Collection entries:
· · · · ·

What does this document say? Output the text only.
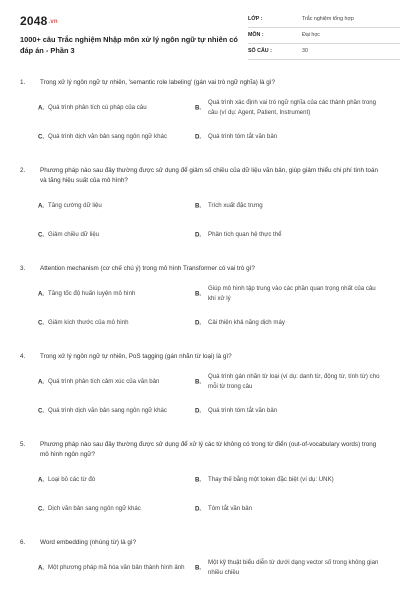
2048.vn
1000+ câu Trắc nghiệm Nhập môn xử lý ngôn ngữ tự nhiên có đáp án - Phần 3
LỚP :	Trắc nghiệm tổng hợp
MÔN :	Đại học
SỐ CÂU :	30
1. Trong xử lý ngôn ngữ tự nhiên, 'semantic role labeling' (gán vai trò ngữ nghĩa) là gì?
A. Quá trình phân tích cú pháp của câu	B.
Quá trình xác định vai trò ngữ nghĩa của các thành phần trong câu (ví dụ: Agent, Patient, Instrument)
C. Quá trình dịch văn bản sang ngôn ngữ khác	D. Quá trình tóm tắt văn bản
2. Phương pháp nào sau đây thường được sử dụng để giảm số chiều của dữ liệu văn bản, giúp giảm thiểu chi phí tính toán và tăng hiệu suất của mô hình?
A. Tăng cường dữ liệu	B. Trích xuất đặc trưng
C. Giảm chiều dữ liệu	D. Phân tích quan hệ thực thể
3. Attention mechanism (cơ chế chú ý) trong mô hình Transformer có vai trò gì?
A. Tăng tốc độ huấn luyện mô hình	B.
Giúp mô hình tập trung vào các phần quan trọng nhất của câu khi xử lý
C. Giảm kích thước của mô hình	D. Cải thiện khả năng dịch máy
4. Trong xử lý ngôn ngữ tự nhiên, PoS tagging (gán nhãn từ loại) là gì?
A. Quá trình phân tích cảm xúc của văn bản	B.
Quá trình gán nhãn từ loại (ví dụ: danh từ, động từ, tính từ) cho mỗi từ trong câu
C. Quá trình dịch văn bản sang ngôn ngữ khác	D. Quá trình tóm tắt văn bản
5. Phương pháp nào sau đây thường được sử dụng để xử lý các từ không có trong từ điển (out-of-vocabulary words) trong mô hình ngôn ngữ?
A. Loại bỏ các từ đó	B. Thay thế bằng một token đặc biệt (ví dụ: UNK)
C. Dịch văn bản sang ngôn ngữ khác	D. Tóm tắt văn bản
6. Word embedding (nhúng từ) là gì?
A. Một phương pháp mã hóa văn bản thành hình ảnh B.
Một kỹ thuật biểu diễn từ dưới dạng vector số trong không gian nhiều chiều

· · · · ·

What the task asks: Quote every record above exactly, leaving out the pictures.

Final result:
What does this document say? Output the text only.
2048.vn
1000+ câu Trắc nghiệm Nhập môn xử lý ngôn ngữ tự nhiên có đáp án - Phần 3
LỚP :	Trắc nghiệm tổng hợp
MÔN :	Đại học
SỐ CÂU :	30
1. Trong xử lý ngôn ngữ tự nhiên, 'semantic role labeling' (gán vai trò ngữ nghĩa) là gì?
A. Quá trình phân tích cú pháp của câu	B.
Quá trình xác định vai trò ngữ nghĩa của các thành phần trong câu (ví dụ: Agent, Patient, Instrument)
C. Quá trình dịch văn bản sang ngôn ngữ khác	D. Quá trình tóm tắt văn bản
2. Phương pháp nào sau đây thường được sử dụng để giảm số chiều của dữ liệu văn bản, giúp giảm thiểu chi phí tính toán và tăng hiệu suất của mô hình?
A. Tăng cường dữ liệu	B. Trích xuất đặc trưng
C. Giảm chiều dữ liệu	D. Phân tích quan hệ thực thể
3. Attention mechanism (cơ chế chú ý) trong mô hình Transformer có vai trò gì?
A. Tăng tốc độ huấn luyện mô hình	B.
Giúp mô hình tập trung vào các phần quan trọng nhất của câu khi xử lý
C. Giảm kích thước của mô hình	D. Cải thiện khả năng dịch máy
4. Trong xử lý ngôn ngữ tự nhiên, PoS tagging (gán nhãn từ loại) là gì?
A. Quá trình phân tích cảm xúc của văn bản	B.
Quá trình gán nhãn từ loại (ví dụ: danh từ, động từ, tính từ) cho mỗi từ trong câu
C. Quá trình dịch văn bản sang ngôn ngữ khác	D. Quá trình tóm tắt văn bản
5. Phương pháp nào sau đây thường được sử dụng để xử lý các từ không có trong từ điển (out-of-vocabulary words) trong mô hình ngôn ngữ?
A. Loại bỏ các từ đó	B. Thay thế bằng một token đặc biệt (ví dụ: UNK)
C. Dịch văn bản sang ngôn ngữ khác	D. Tóm tắt văn bản
6. Word embedding (nhúng từ) là gì?
A. Một phương pháp mã hóa văn bản thành hình ảnh B.
Một kỹ thuật biểu diễn từ dưới dạng vector số trong không gian nhiều chiều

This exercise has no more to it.